Task description
Type every record exactly as it appears.

(Saved entries)
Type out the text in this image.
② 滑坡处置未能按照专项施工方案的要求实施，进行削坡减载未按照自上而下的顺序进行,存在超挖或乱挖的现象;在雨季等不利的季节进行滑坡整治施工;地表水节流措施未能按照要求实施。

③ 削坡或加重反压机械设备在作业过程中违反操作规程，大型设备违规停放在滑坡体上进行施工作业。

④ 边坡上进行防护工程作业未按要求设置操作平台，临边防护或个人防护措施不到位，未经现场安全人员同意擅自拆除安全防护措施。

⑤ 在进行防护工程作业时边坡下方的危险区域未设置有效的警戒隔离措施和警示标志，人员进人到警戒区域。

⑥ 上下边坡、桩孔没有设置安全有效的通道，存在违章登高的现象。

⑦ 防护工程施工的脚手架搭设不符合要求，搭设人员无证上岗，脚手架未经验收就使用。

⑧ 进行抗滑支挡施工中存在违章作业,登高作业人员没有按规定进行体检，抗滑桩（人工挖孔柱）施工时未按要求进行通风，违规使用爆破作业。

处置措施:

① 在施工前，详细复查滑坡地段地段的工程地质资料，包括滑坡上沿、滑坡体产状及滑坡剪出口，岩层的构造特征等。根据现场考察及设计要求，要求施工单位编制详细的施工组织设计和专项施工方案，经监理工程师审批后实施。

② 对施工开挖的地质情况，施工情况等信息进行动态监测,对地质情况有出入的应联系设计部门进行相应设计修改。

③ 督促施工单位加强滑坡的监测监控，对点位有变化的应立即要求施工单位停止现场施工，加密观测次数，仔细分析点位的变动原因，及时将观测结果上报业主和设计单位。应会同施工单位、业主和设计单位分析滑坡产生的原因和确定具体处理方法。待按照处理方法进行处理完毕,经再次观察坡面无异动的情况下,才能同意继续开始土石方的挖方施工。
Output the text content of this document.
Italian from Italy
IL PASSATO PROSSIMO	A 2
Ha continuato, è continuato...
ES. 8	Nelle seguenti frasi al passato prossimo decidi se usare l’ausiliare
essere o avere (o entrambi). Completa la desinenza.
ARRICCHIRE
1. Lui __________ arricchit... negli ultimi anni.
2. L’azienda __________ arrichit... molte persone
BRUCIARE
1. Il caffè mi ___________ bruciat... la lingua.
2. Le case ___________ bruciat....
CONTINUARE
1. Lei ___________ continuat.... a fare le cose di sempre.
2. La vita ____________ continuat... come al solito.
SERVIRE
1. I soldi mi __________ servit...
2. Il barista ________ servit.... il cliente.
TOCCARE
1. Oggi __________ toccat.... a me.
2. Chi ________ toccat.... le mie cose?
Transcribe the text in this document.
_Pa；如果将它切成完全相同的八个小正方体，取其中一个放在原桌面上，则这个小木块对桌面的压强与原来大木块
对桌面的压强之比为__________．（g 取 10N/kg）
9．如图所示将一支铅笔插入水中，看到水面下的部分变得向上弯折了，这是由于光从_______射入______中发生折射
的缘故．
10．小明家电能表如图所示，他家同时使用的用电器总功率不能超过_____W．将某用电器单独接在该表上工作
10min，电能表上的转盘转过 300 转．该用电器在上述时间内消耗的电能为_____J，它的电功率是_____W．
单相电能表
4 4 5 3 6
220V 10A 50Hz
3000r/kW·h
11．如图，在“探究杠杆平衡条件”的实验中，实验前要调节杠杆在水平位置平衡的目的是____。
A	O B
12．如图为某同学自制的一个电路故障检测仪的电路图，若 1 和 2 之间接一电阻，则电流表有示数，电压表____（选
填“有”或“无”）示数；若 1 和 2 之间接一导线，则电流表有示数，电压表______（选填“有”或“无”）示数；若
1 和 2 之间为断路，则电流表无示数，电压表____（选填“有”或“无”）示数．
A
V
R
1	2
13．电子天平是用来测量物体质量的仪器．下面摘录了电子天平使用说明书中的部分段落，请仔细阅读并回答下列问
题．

Output for this task
Type out the text in this image.
② 滑坡处置未能按照专项施工方案的要求实施，进行削坡减载未按照自上而下的顺序进行,存在超挖或乱挖的现象;在雨季等不利的季节进行滑坡整治施工;地表水节流措施未能按照要求实施。

③ 削坡或加重反压机械设备在作业过程中违反操作规程，大型设备违规停放在滑坡体上进行施工作业。

④ 边坡上进行防护工程作业未按要求设置操作平台，临边防护或个人防护措施不到位，未经现场安全人员同意擅自拆除安全防护措施。

⑤ 在进行防护工程作业时边坡下方的危险区域未设置有效的警戒隔离措施和警示标志，人员进人到警戒区域。

⑥ 上下边坡、桩孔没有设置安全有效的通道，存在违章登高的现象。

⑦ 防护工程施工的脚手架搭设不符合要求，搭设人员无证上岗，脚手架未经验收就使用。

⑧ 进行抗滑支挡施工中存在违章作业,登高作业人员没有按规定进行体检，抗滑桩（人工挖孔柱）施工时未按要求进行通风，违规使用爆破作业。

处置措施:

① 在施工前，详细复查滑坡地段地段的工程地质资料，包括滑坡上沿、滑坡体产状及滑坡剪出口，岩层的构造特征等。根据现场考察及设计要求，要求施工单位编制详细的施工组织设计和专项施工方案，经监理工程师审批后实施。

② 对施工开挖的地质情况，施工情况等信息进行动态监测,对地质情况有出入的应联系设计部门进行相应设计修改。

③ 督促施工单位加强滑坡的监测监控，对点位有变化的应立即要求施工单位停止现场施工，加密观测次数，仔细分析点位的变动原因，及时将观测结果上报业主和设计单位。应会同施工单位、业主和设计单位分析滑坡产生的原因和确定具体处理方法。待按照处理方法进行处理完毕,经再次观察坡面无异动的情况下,才能同意继续开始土石方的挖方施工。
Output the text content of this document.
Italian from Italy
IL PASSATO PROSSIMO	A 2
Ha continuato, è continuato...
ES. 8	Nelle seguenti frasi al passato prossimo decidi se usare l’ausiliare
essere o avere (o entrambi). Completa la desinenza.
ARRICCHIRE
1. Lui __________ arricchit... negli ultimi anni.
2. L’azienda __________ arrichit... molte persone
BRUCIARE
1. Il caffè mi ___________ bruciat... la lingua.
2. Le case ___________ bruciat....
CONTINUARE
1. Lei ___________ continuat.... a fare le cose di sempre.
2. La vita ____________ continuat... come al solito.
SERVIRE
1. I soldi mi __________ servit...
2. Il barista ________ servit.... il cliente.
TOCCARE
1. Oggi __________ toccat.... a me.
2. Chi ________ toccat.... le mie cose?
Transcribe the text in this document.
_Pa；如果将它切成完全相同的八个小正方体，取其中一个放在原桌面上，则这个小木块对桌面的压强与原来大木块
对桌面的压强之比为__________．（g 取 10N/kg）
9．如图所示将一支铅笔插入水中，看到水面下的部分变得向上弯折了，这是由于光从_______射入______中发生折射
的缘故．
10．小明家电能表如图所示，他家同时使用的用电器总功率不能超过_____W．将某用电器单独接在该表上工作
10min，电能表上的转盘转过 300 转．该用电器在上述时间内消耗的电能为_____J，它的电功率是_____W．
单相电能表
4 4 5 3 6
220V 10A 50Hz
3000r/kW·h
11．如图，在“探究杠杆平衡条件”的实验中，实验前要调节杠杆在水平位置平衡的目的是____。
A	O B
12．如图为某同学自制的一个电路故障检测仪的电路图，若 1 和 2 之间接一电阻，则电流表有示数，电压表____（选
填“有”或“无”）示数；若 1 和 2 之间接一导线，则电流表有示数，电压表______（选填“有”或“无”）示数；若
1 和 2 之间为断路，则电流表无示数，电压表____（选填“有”或“无”）示数．
A
V
R
1	2
13．电子天平是用来测量物体质量的仪器．下面摘录了电子天平使用说明书中的部分段落，请仔细阅读并回答下列问
题．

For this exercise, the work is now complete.